- _What is asked_: Take every line from the listing below that includes "icon" and copy it.

:::::

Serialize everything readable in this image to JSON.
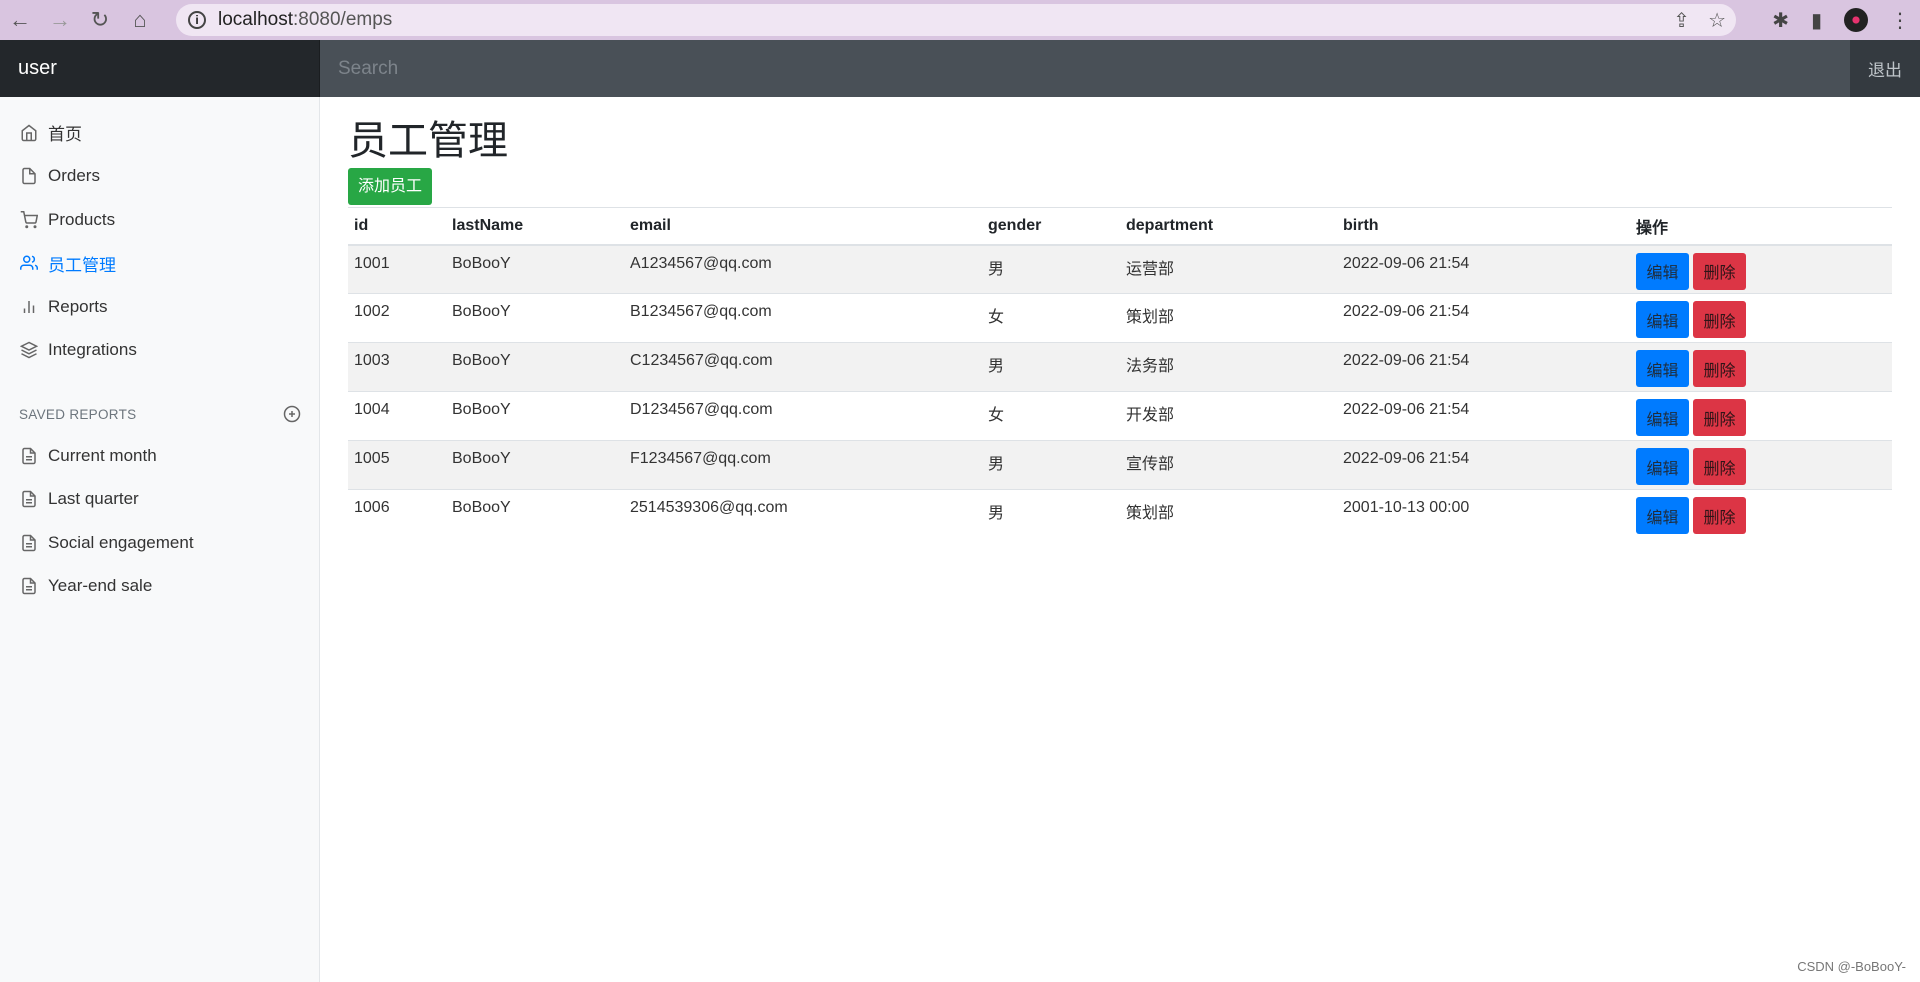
{
  "browser": {
    "url_host": "localhost",
    "url_path": ":8080/emps"
  },
  "navbar": {
    "brand": "user",
    "search_placeholder": "Search",
    "signout_label": "退出"
  },
  "sidebar": {
    "items": [
      {
        "label": "首页",
        "icon": "home-icon"
      },
      {
        "label": "Orders",
        "icon": "file-icon"
      },
      {
        "label": "Products",
        "icon": "shopping-cart-icon"
      },
      {
        "label": "员工管理",
        "icon": "users-icon",
        "active": true
      },
      {
        "label": "Reports",
        "icon": "bar-chart-icon"
      },
      {
        "label": "Integrations",
        "icon": "layers-icon"
      }
    ],
    "saved_reports_heading": "SAVED REPORTS",
    "saved_reports": [
      {
        "label": "Current month"
      },
      {
        "label": "Last quarter"
      },
      {
        "label": "Social engagement"
      },
      {
        "label": "Year-end sale"
      }
    ]
  },
  "main": {
    "title": "员工管理",
    "add_button": "添加员工",
    "table": {
      "headers": [
        "id",
        "lastName",
        "email",
        "gender",
        "department",
        "birth",
        "操作"
      ],
      "rows": [
        [
          "1001",
          "BoBooY",
          "A1234567@qq.com",
          "男",
          "运营部",
          "2022-09-06 21:54"
        ],
        [
          "1002",
          "BoBooY",
          "B1234567@qq.com",
          "女",
          "策划部",
          "2022-09-06 21:54"
        ],
        [
          "1003",
          "BoBooY",
          "C1234567@qq.com",
          "男",
          "法务部",
          "2022-09-06 21:54"
        ],
        [
          "1004",
          "BoBooY",
          "D1234567@qq.com",
          "女",
          "开发部",
          "2022-09-06 21:54"
        ],
        [
          "1005",
          "BoBooY",
          "F1234567@qq.com",
          "男",
          "宣传部",
          "2022-09-06 21:54"
        ],
        [
          "1006",
          "BoBooY",
          "2514539306@qq.com",
          "男",
          "策划部",
          "2001-10-13 00:00"
        ]
      ],
      "edit_label": "编辑",
      "delete_label": "删除"
    }
  },
  "watermark": "CSDN @-BoBooY-",
  "colors": {
    "accent": "#007bff",
    "success": "#28a745",
    "danger": "#dc3545",
    "navbar": "#343a40"
  }
}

:::::

- _Final answer_:
        "icon": "home-icon"
        "icon": "file-icon"
        "icon": "shopping-cart-icon"
        "icon": "users-icon",
        "icon": "bar-chart-icon"
        "icon": "layers-icon"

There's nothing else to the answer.